**INSTRUCTIONS TO FOLLOW:** Check each line of the data below for the word "Department", then extract the ones that have it.
────────────────
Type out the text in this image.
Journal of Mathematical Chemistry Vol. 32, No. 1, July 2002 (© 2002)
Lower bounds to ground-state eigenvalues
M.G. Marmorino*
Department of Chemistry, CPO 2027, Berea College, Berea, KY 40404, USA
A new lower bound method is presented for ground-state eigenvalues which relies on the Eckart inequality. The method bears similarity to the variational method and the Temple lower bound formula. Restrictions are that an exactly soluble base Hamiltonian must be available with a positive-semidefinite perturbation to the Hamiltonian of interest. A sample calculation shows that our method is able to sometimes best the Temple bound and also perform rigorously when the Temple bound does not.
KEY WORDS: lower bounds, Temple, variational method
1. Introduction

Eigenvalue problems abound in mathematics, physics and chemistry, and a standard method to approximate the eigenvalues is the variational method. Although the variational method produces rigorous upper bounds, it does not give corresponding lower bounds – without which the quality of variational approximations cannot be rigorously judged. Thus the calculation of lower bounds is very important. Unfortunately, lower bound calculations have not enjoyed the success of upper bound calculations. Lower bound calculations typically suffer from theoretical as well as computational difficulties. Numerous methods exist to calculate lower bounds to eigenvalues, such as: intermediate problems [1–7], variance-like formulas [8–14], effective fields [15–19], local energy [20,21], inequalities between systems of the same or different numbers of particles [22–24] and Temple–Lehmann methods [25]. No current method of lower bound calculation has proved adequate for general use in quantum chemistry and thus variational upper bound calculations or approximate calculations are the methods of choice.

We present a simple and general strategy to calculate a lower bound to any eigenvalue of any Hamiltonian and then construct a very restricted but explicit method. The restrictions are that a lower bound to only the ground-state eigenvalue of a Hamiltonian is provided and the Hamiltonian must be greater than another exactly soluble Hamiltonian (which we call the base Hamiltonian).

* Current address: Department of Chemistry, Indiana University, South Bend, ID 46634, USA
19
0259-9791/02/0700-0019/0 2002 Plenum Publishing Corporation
────────────────
**EXERCISE RESULT:**
Department of Chemistry, CPO 2027, Berea College, Berea, KY 40404, USA
* Current address: Department of Chemistry, Indiana University, South Bend, ID 46634, USA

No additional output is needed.